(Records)
□ □ □ □ □

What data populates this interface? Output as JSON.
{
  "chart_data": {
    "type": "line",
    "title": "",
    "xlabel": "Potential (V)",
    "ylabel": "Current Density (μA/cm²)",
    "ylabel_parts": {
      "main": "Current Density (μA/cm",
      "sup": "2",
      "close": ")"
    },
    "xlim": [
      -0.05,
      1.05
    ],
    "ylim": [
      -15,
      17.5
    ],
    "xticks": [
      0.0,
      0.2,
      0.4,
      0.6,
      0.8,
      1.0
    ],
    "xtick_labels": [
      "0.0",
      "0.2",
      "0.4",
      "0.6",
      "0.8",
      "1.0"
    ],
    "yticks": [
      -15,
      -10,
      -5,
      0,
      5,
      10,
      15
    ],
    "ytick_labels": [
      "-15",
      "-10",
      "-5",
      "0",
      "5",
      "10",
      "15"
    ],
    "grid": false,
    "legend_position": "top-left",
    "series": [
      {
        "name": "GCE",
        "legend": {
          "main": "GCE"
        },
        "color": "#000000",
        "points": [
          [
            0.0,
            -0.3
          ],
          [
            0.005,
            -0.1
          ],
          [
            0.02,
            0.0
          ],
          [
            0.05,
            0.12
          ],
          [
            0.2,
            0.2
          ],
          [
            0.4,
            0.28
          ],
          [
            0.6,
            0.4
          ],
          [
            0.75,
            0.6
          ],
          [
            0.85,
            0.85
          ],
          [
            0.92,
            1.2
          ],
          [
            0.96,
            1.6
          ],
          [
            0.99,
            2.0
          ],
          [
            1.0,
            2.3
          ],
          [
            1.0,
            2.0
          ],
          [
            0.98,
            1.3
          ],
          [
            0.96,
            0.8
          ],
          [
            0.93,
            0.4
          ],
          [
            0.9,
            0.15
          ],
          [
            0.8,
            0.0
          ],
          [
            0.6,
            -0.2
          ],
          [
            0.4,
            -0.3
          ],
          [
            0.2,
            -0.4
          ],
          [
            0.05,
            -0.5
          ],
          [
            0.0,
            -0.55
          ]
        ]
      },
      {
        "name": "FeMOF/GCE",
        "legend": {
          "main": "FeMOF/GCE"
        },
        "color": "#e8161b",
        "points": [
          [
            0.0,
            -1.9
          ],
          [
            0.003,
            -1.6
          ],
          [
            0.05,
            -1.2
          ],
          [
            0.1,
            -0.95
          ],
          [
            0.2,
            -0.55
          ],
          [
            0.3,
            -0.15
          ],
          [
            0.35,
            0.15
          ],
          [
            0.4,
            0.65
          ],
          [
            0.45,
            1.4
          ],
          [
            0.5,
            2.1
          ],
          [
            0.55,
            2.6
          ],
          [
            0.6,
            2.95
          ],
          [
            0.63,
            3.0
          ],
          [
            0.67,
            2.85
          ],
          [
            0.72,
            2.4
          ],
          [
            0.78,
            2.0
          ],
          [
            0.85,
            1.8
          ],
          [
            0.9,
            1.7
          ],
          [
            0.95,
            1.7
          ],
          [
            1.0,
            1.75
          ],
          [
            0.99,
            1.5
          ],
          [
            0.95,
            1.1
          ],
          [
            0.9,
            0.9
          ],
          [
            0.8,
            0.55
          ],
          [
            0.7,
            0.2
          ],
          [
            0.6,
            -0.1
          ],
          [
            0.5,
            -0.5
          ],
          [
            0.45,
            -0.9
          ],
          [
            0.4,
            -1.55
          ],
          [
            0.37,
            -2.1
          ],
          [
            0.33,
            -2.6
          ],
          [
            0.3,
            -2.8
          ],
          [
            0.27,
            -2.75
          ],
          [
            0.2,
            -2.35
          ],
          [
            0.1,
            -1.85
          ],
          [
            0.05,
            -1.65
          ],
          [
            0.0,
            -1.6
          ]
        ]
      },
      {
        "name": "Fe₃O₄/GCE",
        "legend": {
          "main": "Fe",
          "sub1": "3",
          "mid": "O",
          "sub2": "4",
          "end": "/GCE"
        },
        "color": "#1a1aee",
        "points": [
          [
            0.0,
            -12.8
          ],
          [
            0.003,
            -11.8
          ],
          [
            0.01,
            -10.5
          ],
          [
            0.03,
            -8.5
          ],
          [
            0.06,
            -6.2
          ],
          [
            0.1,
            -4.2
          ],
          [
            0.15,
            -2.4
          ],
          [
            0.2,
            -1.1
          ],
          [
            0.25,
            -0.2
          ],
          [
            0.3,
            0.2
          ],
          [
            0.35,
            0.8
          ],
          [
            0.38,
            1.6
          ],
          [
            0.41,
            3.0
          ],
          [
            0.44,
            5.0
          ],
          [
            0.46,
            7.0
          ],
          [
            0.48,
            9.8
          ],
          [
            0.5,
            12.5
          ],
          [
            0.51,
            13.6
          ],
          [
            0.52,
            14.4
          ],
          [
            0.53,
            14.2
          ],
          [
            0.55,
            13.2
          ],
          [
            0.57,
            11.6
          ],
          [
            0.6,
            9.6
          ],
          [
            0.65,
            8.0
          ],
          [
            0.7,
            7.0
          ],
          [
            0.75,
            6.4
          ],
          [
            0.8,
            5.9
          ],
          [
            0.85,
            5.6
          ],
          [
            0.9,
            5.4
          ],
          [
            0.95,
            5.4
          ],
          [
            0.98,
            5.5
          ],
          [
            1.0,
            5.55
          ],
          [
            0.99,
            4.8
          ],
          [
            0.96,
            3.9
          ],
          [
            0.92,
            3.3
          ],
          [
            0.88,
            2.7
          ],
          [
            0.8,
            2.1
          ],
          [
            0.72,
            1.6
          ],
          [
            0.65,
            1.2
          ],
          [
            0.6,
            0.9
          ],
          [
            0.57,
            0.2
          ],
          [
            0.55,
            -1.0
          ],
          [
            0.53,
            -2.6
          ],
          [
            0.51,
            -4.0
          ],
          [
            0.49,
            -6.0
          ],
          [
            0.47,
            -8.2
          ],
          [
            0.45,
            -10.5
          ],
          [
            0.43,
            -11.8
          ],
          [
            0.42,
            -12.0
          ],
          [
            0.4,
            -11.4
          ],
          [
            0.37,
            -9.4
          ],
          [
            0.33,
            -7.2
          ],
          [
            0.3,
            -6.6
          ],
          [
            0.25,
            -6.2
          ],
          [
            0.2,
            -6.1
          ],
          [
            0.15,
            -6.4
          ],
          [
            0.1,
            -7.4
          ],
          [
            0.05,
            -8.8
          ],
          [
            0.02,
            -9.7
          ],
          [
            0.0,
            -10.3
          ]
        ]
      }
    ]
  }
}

□ □ □ □ □

● PROMPT
Print the material verbatim, all of it.

● RESULT OF THE EXERCISE
What data populates this interface? Output as JSON.
{
  "chart_data": {
    "type": "line",
    "title": "",
    "xlabel": "Potential (V)",
    "ylabel": "Current Density (μA/cm²)",
    "ylabel_parts": {
      "main": "Current Density (μA/cm",
      "sup": "2",
      "close": ")"
    },
    "xlim": [
      -0.05,
      1.05
    ],
    "ylim": [
      -15,
      17.5
    ],
    "xticks": [
      0.0,
      0.2,
      0.4,
      0.6,
      0.8,
      1.0
    ],
    "xtick_labels": [
      "0.0",
      "0.2",
      "0.4",
      "0.6",
      "0.8",
      "1.0"
    ],
    "yticks": [
      -15,
      -10,
      -5,
      0,
      5,
      10,
      15
    ],
    "ytick_labels": [
      "-15",
      "-10",
      "-5",
      "0",
      "5",
      "10",
      "15"
    ],
    "grid": false,
    "legend_position": "top-left",
    "series": [
      {
        "name": "GCE",
        "legend": {
          "main": "GCE"
        },
        "color": "#000000",
        "points": [
          [
            0.0,
            -0.3
          ],
          [
            0.005,
            -0.1
          ],
          [
            0.02,
            0.0
          ],
          [
            0.05,
            0.12
          ],
          [
            0.2,
            0.2
          ],
          [
            0.4,
            0.28
          ],
          [
            0.6,
            0.4
          ],
          [
            0.75,
            0.6
          ],
          [
            0.85,
            0.85
          ],
          [
            0.92,
            1.2
          ],
          [
            0.96,
            1.6
          ],
          [
            0.99,
            2.0
          ],
          [
            1.0,
            2.3
          ],
          [
            1.0,
            2.0
          ],
          [
            0.98,
            1.3
          ],
          [
            0.96,
            0.8
          ],
          [
            0.93,
            0.4
          ],
          [
            0.9,
            0.15
          ],
          [
            0.8,
            0.0
          ],
          [
            0.6,
            -0.2
          ],
          [
            0.4,
            -0.3
          ],
          [
            0.2,
            -0.4
          ],
          [
            0.05,
            -0.5
          ],
          [
            0.0,
            -0.55
          ]
        ]
      },
      {
        "name": "FeMOF/GCE",
        "legend": {
          "main": "FeMOF/GCE"
        },
        "color": "#e8161b",
        "points": [
          [
            0.0,
            -1.9
          ],
          [
            0.003,
            -1.6
          ],
          [
            0.05,
            -1.2
          ],
          [
            0.1,
            -0.95
          ],
          [
            0.2,
            -0.55
          ],
          [
            0.3,
            -0.15
          ],
          [
            0.35,
            0.15
          ],
          [
            0.4,
            0.65
          ],
          [
            0.45,
            1.4
          ],
          [
            0.5,
            2.1
          ],
          [
            0.55,
            2.6
          ],
          [
            0.6,
            2.95
          ],
          [
            0.63,
            3.0
          ],
          [
            0.67,
            2.85
          ],
          [
            0.72,
            2.4
          ],
          [
            0.78,
            2.0
          ],
          [
            0.85,
            1.8
          ],
          [
            0.9,
            1.7
          ],
          [
            0.95,
            1.7
          ],
          [
            1.0,
            1.75
          ],
          [
            0.99,
            1.5
          ],
          [
            0.95,
            1.1
          ],
          [
            0.9,
            0.9
          ],
          [
            0.8,
            0.55
          ],
          [
            0.7,
            0.2
          ],
          [
            0.6,
            -0.1
          ],
          [
            0.5,
            -0.5
          ],
          [
            0.45,
            -0.9
          ],
          [
            0.4,
            -1.55
          ],
          [
            0.37,
            -2.1
          ],
          [
            0.33,
            -2.6
          ],
          [
            0.3,
            -2.8
          ],
          [
            0.27,
            -2.75
          ],
          [
            0.2,
            -2.35
          ],
          [
            0.1,
            -1.85
          ],
          [
            0.05,
            -1.65
          ],
          [
            0.0,
            -1.6
          ]
        ]
      },
      {
        "name": "Fe₃O₄/GCE",
        "legend": {
          "main": "Fe",
          "sub1": "3",
          "mid": "O",
          "sub2": "4",
          "end": "/GCE"
        },
        "color": "#1a1aee",
        "points": [
          [
            0.0,
            -12.8
          ],
          [
            0.003,
            -11.8
          ],
          [
            0.01,
            -10.5
          ],
          [
            0.03,
            -8.5
          ],
          [
            0.06,
            -6.2
          ],
          [
            0.1,
            -4.2
          ],
          [
            0.15,
            -2.4
          ],
          [
            0.2,
            -1.1
          ],
          [
            0.25,
            -0.2
          ],
          [
            0.3,
            0.2
          ],
          [
            0.35,
            0.8
          ],
          [
            0.38,
            1.6
          ],
          [
            0.41,
            3.0
          ],
          [
            0.44,
            5.0
          ],
          [
            0.46,
            7.0
          ],
          [
            0.48,
            9.8
          ],
          [
            0.5,
            12.5
          ],
          [
            0.51,
            13.6
          ],
          [
            0.52,
            14.4
          ],
          [
            0.53,
            14.2
          ],
          [
            0.55,
            13.2
          ],
          [
            0.57,
            11.6
          ],
          [
            0.6,
            9.6
          ],
          [
            0.65,
            8.0
          ],
          [
            0.7,
            7.0
          ],
          [
            0.75,
            6.4
          ],
          [
            0.8,
            5.9
          ],
          [
            0.85,
            5.6
          ],
          [
            0.9,
            5.4
          ],
          [
            0.95,
            5.4
          ],
          [
            0.98,
            5.5
          ],
          [
            1.0,
            5.55
          ],
          [
            0.99,
            4.8
          ],
          [
            0.96,
            3.9
          ],
          [
            0.92,
            3.3
          ],
          [
            0.88,
            2.7
          ],
          [
            0.8,
            2.1
          ],
          [
            0.72,
            1.6
          ],
          [
            0.65,
            1.2
          ],
          [
            0.6,
            0.9
          ],
          [
            0.57,
            0.2
          ],
          [
            0.55,
            -1.0
          ],
          [
            0.53,
            -2.6
          ],
          [
            0.51,
            -4.0
          ],
          [
            0.49,
            -6.0
          ],
          [
            0.47,
            -8.2
          ],
          [
            0.45,
            -10.5
          ],
          [
            0.43,
            -11.8
          ],
          [
            0.42,
            -12.0
          ],
          [
            0.4,
            -11.4
          ],
          [
            0.37,
            -9.4
          ],
          [
            0.33,
            -7.2
          ],
          [
            0.3,
            -6.6
          ],
          [
            0.25,
            -6.2
          ],
          [
            0.2,
            -6.1
          ],
          [
            0.15,
            -6.4
          ],
          [
            0.1,
            -7.4
          ],
          [
            0.05,
            -8.8
          ],
          [
            0.02,
            -9.7
          ],
          [
            0.0,
            -10.3
          ]
        ]
      }
    ]
  }
}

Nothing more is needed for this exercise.